(Items from a figure collection)
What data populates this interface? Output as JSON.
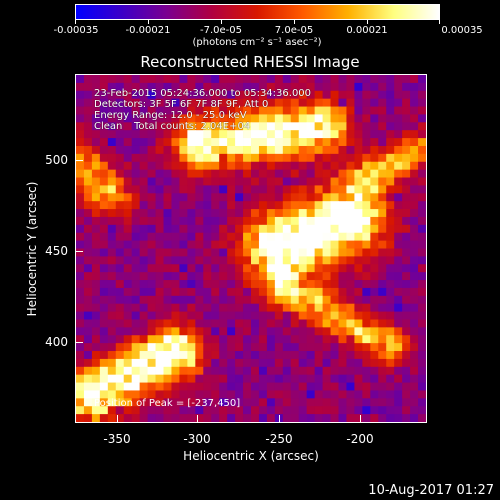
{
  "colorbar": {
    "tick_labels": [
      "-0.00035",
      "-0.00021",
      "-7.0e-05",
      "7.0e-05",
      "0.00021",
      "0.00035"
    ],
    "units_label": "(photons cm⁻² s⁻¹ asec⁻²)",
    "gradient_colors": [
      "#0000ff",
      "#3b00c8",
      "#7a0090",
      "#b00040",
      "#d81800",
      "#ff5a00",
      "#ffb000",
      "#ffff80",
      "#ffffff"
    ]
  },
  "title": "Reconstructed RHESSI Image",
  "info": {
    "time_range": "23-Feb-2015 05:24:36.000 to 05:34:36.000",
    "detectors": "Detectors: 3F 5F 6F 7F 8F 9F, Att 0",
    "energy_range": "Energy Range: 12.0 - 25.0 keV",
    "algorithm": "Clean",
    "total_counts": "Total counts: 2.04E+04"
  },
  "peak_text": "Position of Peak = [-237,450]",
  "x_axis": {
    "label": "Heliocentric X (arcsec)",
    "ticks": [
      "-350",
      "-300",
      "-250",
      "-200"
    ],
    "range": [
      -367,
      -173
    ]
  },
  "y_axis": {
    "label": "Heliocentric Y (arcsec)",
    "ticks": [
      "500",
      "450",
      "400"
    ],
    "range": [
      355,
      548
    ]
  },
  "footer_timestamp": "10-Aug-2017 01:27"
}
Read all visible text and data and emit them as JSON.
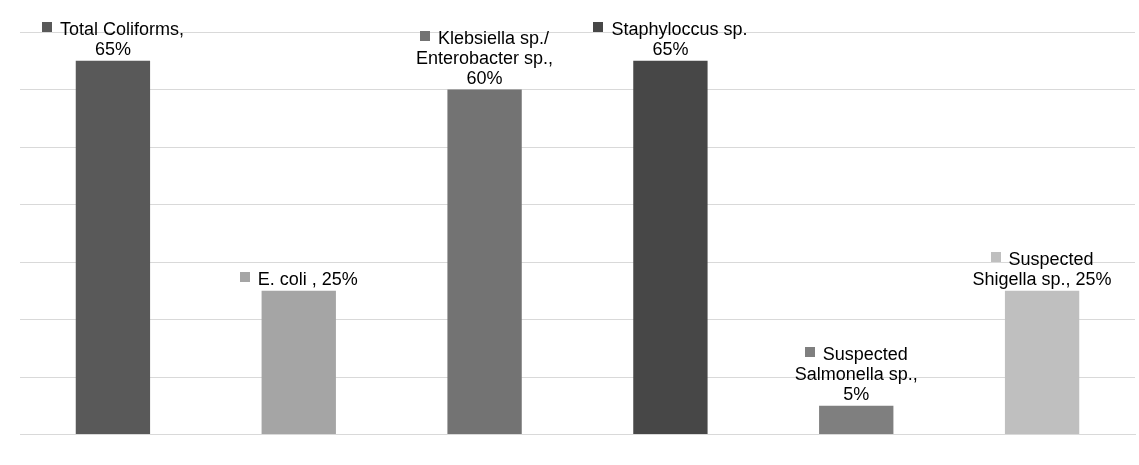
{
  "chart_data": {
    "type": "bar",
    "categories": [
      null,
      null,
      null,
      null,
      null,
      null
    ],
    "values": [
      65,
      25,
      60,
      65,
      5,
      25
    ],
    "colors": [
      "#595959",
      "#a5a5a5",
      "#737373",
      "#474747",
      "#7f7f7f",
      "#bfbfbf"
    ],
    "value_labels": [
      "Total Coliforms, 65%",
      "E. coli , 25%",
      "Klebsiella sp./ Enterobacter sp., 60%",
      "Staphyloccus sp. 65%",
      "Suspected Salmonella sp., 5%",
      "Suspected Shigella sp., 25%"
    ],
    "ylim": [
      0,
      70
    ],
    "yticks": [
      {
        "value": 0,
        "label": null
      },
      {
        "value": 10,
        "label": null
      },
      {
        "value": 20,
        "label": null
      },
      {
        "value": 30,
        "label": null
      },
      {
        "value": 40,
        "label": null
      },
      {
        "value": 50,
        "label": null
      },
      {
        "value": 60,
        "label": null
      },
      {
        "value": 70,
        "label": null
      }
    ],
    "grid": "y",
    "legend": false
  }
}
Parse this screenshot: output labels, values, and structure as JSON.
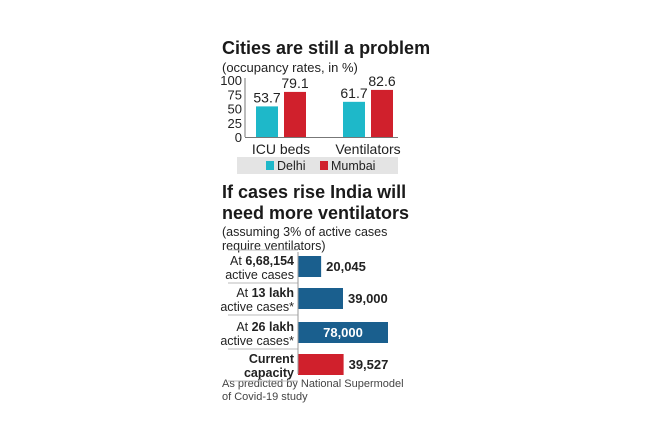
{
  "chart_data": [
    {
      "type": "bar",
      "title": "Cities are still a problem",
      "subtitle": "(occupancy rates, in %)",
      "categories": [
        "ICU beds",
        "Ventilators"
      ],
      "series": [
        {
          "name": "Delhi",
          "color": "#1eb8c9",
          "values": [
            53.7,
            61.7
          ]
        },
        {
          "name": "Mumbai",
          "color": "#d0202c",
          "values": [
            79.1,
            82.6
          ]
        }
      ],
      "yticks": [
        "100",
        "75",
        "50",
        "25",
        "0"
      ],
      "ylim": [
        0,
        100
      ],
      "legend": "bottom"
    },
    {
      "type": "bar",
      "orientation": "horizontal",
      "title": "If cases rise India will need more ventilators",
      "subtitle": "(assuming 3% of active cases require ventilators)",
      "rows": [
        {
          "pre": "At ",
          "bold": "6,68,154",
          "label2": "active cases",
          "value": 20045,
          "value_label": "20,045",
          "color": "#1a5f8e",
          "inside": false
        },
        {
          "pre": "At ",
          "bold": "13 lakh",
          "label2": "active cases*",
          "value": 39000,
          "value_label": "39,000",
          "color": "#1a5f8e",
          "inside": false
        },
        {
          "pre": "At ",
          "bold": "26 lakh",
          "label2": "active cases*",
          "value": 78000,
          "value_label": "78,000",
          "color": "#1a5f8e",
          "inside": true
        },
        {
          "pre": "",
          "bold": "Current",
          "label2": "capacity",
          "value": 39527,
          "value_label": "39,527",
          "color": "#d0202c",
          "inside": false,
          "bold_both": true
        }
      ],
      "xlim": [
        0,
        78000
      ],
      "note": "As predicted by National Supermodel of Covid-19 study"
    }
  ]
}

__Work required__
From the data above, write out everything exactly except the pictures.

__Output of the task__
What data populates this interface? Output as JSON.
{
  "colorbar": {
    "tick_labels": [
      "-0.00035",
      "-0.00021",
      "-7.0e-05",
      "7.0e-05",
      "0.00021",
      "0.00035"
    ],
    "units_label": "(photons cm⁻² s⁻¹ asec⁻²)",
    "gradient_colors": [
      "#0000ff",
      "#3b00c8",
      "#7a0090",
      "#b00040",
      "#d81800",
      "#ff5a00",
      "#ffb000",
      "#ffff80",
      "#ffffff"
    ]
  },
  "title": "Reconstructed RHESSI Image",
  "info": {
    "time_range": "23-Feb-2015 05:24:36.000 to 05:34:36.000",
    "detectors": "Detectors: 3F 5F 6F 7F 8F 9F, Att 0",
    "energy_range": "Energy Range: 12.0 - 25.0 keV",
    "algorithm": "Clean",
    "total_counts": "Total counts: 2.04E+04"
  },
  "peak_text": "Position of Peak = [-237,450]",
  "x_axis": {
    "label": "Heliocentric X (arcsec)",
    "ticks": [
      "-350",
      "-300",
      "-250",
      "-200"
    ],
    "range": [
      -367,
      -173
    ]
  },
  "y_axis": {
    "label": "Heliocentric Y (arcsec)",
    "ticks": [
      "500",
      "450",
      "400"
    ],
    "range": [
      355,
      548
    ]
  },
  "footer_timestamp": "10-Aug-2017 01:27"
}
Read all visible text and data and emit them as JSON.
{
  "chart_data": {
    "type": "bar",
    "categories": [
      null,
      null,
      null,
      null,
      null,
      null
    ],
    "values": [
      65,
      25,
      60,
      65,
      5,
      25
    ],
    "colors": [
      "#595959",
      "#a5a5a5",
      "#737373",
      "#474747",
      "#7f7f7f",
      "#bfbfbf"
    ],
    "value_labels": [
      "Total Coliforms, 65%",
      "E. coli , 25%",
      "Klebsiella sp./ Enterobacter sp., 60%",
      "Staphyloccus sp. 65%",
      "Suspected Salmonella sp., 5%",
      "Suspected Shigella sp., 25%"
    ],
    "ylim": [
      0,
      70
    ],
    "yticks": [
      {
        "value": 0,
        "label": null
      },
      {
        "value": 10,
        "label": null
      },
      {
        "value": 20,
        "label": null
      },
      {
        "value": 30,
        "label": null
      },
      {
        "value": 40,
        "label": null
      },
      {
        "value": 50,
        "label": null
      },
      {
        "value": 60,
        "label": null
      },
      {
        "value": 70,
        "label": null
      }
    ],
    "grid": "y",
    "legend": false
  }
}
Parse this screenshot: output labels, values, and structure as JSON.
{
  "chart_data": [
    {
      "type": "bar",
      "title": "Cities are still a problem",
      "subtitle": "(occupancy rates, in %)",
      "categories": [
        "ICU beds",
        "Ventilators"
      ],
      "series": [
        {
          "name": "Delhi",
          "color": "#1eb8c9",
          "values": [
            53.7,
            61.7
          ]
        },
        {
          "name": "Mumbai",
          "color": "#d0202c",
          "values": [
            79.1,
            82.6
          ]
        }
      ],
      "yticks": [
        "100",
        "75",
        "50",
        "25",
        "0"
      ],
      "ylim": [
        0,
        100
      ],
      "legend": "bottom"
    },
    {
      "type": "bar",
      "orientation": "horizontal",
      "title": "If cases rise India will need more ventilators",
      "subtitle": "(assuming 3% of active cases require ventilators)",
      "rows": [
        {
          "pre": "At ",
          "bold": "6,68,154",
          "label2": "active cases",
          "value": 20045,
          "value_label": "20,045",
          "color": "#1a5f8e",
          "inside": false
        },
        {
          "pre": "At ",
          "bold": "13 lakh",
          "label2": "active cases*",
          "value": 39000,
          "value_label": "39,000",
          "color": "#1a5f8e",
          "inside": false
        },
        {
          "pre": "At ",
          "bold": "26 lakh",
          "label2": "active cases*",
          "value": 78000,
          "value_label": "78,000",
          "color": "#1a5f8e",
          "inside": true
        },
        {
          "pre": "",
          "bold": "Current",
          "label2": "capacity",
          "value": 39527,
          "value_label": "39,527",
          "color": "#d0202c",
          "inside": false,
          "bold_both": true
        }
      ],
      "xlim": [
        0,
        78000
      ],
      "note": "As predicted by National Supermodel of Covid-19 study"
    }
  ]
}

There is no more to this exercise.